◆ **AIM OF THE EXERCISE**
Nothing belongs in the answer except the lines of the material that include "Overweight".

◆ **RECORDS SUPPLIED**

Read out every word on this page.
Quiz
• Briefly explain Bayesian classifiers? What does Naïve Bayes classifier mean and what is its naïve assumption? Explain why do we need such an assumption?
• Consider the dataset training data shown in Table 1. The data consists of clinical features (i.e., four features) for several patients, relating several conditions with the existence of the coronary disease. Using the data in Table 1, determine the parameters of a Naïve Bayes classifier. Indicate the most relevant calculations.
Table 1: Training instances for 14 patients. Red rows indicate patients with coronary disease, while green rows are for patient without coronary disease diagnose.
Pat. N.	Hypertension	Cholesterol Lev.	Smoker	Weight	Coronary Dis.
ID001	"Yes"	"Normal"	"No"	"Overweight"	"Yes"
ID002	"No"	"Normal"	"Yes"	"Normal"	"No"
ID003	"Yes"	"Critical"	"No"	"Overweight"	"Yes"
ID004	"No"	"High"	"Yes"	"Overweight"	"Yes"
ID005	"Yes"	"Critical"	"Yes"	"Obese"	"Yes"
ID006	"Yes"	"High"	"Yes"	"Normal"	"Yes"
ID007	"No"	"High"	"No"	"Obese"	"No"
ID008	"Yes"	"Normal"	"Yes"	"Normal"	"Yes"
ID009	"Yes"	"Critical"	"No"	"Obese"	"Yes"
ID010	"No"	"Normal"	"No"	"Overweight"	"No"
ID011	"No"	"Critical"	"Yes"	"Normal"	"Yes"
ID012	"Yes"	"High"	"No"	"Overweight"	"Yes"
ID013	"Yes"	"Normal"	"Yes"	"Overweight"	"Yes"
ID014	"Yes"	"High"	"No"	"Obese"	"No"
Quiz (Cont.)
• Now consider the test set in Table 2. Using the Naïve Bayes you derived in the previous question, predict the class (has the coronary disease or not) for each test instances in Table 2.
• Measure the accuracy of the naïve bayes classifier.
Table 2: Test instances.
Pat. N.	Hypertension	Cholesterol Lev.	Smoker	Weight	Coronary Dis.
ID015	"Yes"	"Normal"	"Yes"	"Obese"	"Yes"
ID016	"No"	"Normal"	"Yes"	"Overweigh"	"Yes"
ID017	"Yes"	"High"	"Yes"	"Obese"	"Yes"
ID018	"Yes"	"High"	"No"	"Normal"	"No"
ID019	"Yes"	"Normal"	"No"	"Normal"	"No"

◆ **TASK RESULT**
ID001	"Yes"	"Normal"	"No"	"Overweight"	"Yes"
ID003	"Yes"	"Critical"	"No"	"Overweight"	"Yes"
ID004	"No"	"High"	"Yes"	"Overweight"	"Yes"
ID010	"No"	"Normal"	"No"	"Overweight"	"No"
ID012	"Yes"	"High"	"No"	"Overweight"	"Yes"
ID013	"Yes"	"Normal"	"Yes"	"Overweight"	"Yes"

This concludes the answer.